==== Provided records

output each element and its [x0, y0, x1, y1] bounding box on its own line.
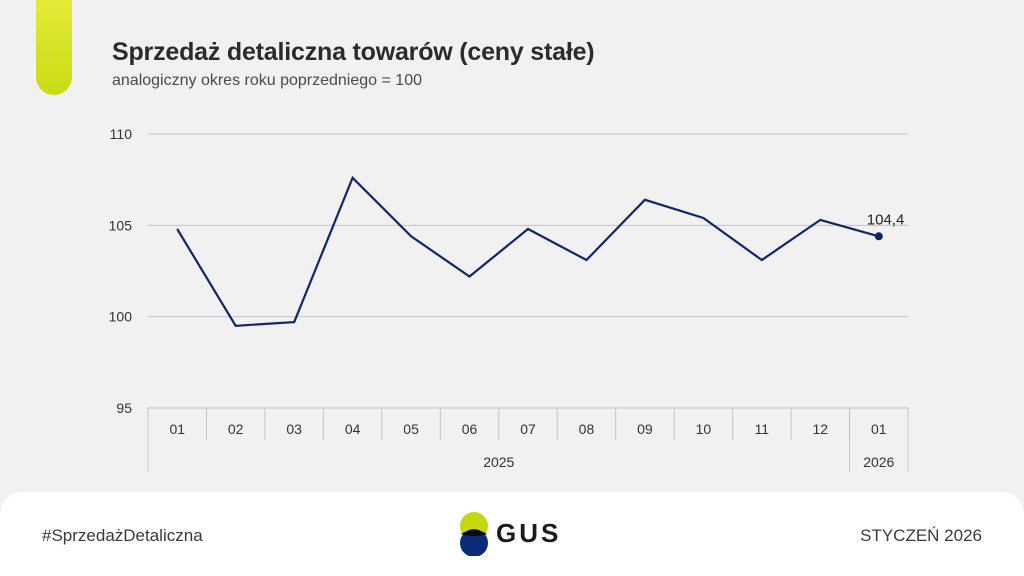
hashtag-label[interactable]: #SprzedażDetaliczna	[42, 526, 203, 545]
chart-subtitle: analogiczny okres roku poprzedniego = 10…	[112, 72, 422, 89]
x-tick-label: 10	[696, 421, 712, 437]
x-tick-label: 08	[579, 421, 595, 437]
x-axis: 01 02 03 04 05 06 07 08 09 10 11 12 01 2025 2026	[147, 408, 909, 472]
x-tick-label: 03	[286, 421, 302, 437]
x-tick-label: 05	[403, 421, 419, 437]
x-tick-label: 01	[169, 421, 185, 437]
x-tick-label: 06	[462, 421, 478, 437]
chart-title: Sprzedaż detaliczna towarów (ceny stałe)	[112, 38, 595, 66]
y-tick-label: 100	[109, 309, 133, 325]
gus-logo: GUS	[458, 512, 570, 556]
x-tick-label: 02	[228, 421, 244, 437]
y-tick-label: 95	[116, 400, 132, 416]
y-tick-label: 110	[110, 126, 133, 142]
x-tick-label: 07	[520, 421, 536, 437]
series-layer: 104,4	[176, 175, 905, 327]
gridlines	[148, 133, 908, 409]
y-tick-label: 105	[109, 217, 133, 233]
last-value-label: 104,4	[867, 211, 905, 228]
year-label: 2025	[483, 454, 514, 470]
x-tick-label: 01	[871, 421, 887, 437]
last-point-marker	[874, 232, 883, 241]
year-label: 2026	[863, 454, 894, 470]
x-tick-label: 04	[345, 421, 361, 437]
gus-logo-icon	[460, 512, 488, 556]
x-tick-label: 09	[637, 421, 653, 437]
x-tick-label: 11	[755, 421, 770, 437]
footer: #SprzedażDetaliczna GUS STYCZEŃ 2026	[0, 492, 1024, 576]
y-axis-ticks: 95 100 105 110	[109, 126, 133, 416]
line-chart: 95 100 105 110 01 02 03 04 05 06 07 08 09 10 11 12 01 20…	[109, 126, 909, 472]
date-label: STYCZEŃ 2026	[860, 526, 982, 545]
series-line	[176, 175, 880, 327]
accent-bar	[36, 0, 72, 95]
x-tick-label: 12	[813, 421, 829, 437]
gus-logo-text: GUS	[496, 518, 562, 548]
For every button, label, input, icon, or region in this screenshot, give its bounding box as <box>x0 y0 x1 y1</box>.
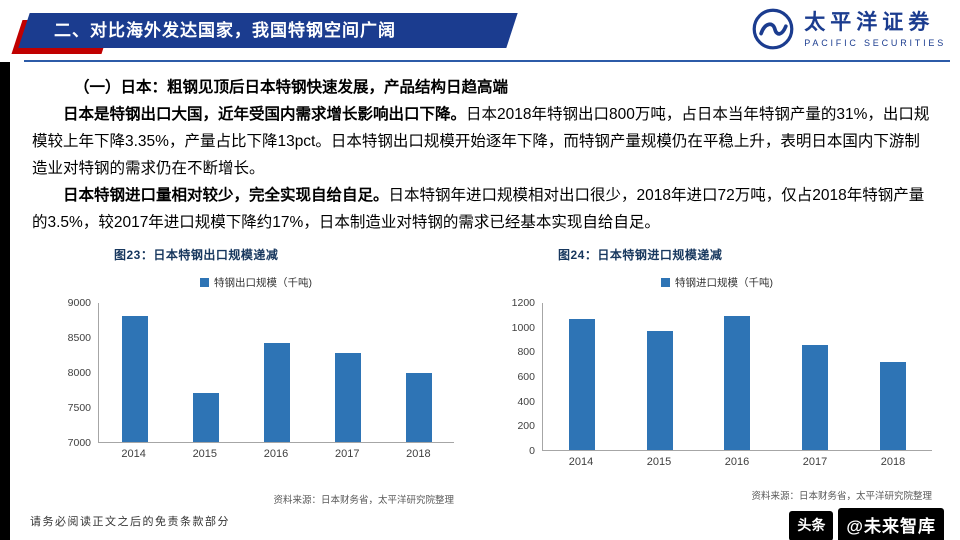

========

Rewrite all of the rows above, replacing every instance of "x-tick-label" with "x-axis-tick" and leaving everything else unchanged. Omit the pictures from your answer.

● **The reply**
output each element and its [x0, y0, x1, y1] bounding box on its own line.
hashtag-label[interactable]: #SprzedażDetaliczna	[42, 526, 203, 545]
chart-subtitle: analogiczny okres roku poprzedniego = 10…	[112, 72, 422, 89]
x-axis-tick: 10	[696, 421, 712, 437]
x-axis-tick: 08	[579, 421, 595, 437]
x-axis: 01 02 03 04 05 06 07 08 09 10 11 12 01 2025 2026	[147, 408, 909, 472]
x-axis-tick: 03	[286, 421, 302, 437]
x-axis-tick: 05	[403, 421, 419, 437]
x-axis-tick: 01	[169, 421, 185, 437]
x-axis-tick: 06	[462, 421, 478, 437]
chart-title: Sprzedaż detaliczna towarów (ceny stałe)	[112, 38, 595, 66]
y-tick-label: 100	[109, 309, 133, 325]
gus-logo: GUS	[458, 512, 570, 556]
x-axis-tick: 02	[228, 421, 244, 437]
y-tick-label: 95	[116, 400, 132, 416]
y-tick-label: 110	[110, 126, 133, 142]
x-axis-tick: 07	[520, 421, 536, 437]
series-layer: 104,4	[176, 175, 905, 327]
gridlines	[148, 133, 908, 409]
y-tick-label: 105	[109, 217, 133, 233]
last-value-label: 104,4	[867, 211, 905, 228]
year-label: 2025	[483, 454, 514, 470]
x-axis-tick: 01	[871, 421, 887, 437]
last-point-marker	[874, 232, 883, 241]
year-label: 2026	[863, 454, 894, 470]
x-axis-tick: 04	[345, 421, 361, 437]
gus-logo-icon	[460, 512, 488, 556]
x-axis-tick: 09	[637, 421, 653, 437]
x-axis-tick: 11	[755, 421, 770, 437]
footer: #SprzedażDetaliczna GUS STYCZEŃ 2026	[0, 492, 1024, 576]
y-axis-ticks: 95 100 105 110	[109, 126, 133, 416]
line-chart: 95 100 105 110 01 02 03 04 05 06 07 08 09 10 11 12 01 20…	[109, 126, 909, 472]
date-label: STYCZEŃ 2026	[860, 526, 982, 545]
series-line	[176, 175, 880, 327]
accent-bar	[36, 0, 72, 95]
x-axis-tick: 12	[813, 421, 829, 437]
gus-logo-text: GUS	[496, 518, 562, 548]
For every button, label, input, icon, or region in this screenshot, give its bounding box as <box>x0 y0 x1 y1</box>.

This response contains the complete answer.